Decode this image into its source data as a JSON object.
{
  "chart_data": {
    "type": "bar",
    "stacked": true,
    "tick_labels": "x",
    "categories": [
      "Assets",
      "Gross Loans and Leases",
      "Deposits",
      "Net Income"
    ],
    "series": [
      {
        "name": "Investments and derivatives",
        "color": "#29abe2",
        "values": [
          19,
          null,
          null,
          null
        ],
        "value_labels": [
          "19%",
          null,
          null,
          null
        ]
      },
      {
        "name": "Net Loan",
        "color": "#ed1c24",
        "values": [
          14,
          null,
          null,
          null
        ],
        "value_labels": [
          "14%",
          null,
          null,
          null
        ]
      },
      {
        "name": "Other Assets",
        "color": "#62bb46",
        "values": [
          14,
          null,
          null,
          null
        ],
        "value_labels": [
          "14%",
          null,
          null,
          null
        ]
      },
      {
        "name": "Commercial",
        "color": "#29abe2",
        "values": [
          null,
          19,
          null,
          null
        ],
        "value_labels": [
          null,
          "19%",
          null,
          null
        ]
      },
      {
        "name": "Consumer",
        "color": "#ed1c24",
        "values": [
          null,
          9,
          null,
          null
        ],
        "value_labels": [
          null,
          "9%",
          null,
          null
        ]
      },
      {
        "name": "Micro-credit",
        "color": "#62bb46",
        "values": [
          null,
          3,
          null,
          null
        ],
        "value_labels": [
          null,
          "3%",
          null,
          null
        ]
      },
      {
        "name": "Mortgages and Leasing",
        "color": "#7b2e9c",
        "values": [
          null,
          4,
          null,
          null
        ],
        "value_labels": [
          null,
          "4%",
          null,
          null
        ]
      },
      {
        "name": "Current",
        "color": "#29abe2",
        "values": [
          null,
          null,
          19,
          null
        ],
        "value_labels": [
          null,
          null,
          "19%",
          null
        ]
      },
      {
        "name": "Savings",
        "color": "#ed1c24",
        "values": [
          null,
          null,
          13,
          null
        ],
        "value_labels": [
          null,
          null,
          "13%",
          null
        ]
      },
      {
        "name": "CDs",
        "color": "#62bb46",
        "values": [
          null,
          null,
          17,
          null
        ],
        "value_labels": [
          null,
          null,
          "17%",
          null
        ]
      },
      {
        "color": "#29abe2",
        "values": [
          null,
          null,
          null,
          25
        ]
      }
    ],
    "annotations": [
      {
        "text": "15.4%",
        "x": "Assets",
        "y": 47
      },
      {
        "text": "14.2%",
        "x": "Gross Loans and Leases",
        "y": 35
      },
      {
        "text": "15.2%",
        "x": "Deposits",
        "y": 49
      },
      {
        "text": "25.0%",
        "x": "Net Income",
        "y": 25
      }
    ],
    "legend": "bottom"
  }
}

::::::::

Look through the lines above and collect those with the word "Leases".

      "Gross Loans and Leases",
        "x": "Gross Loans and Leases",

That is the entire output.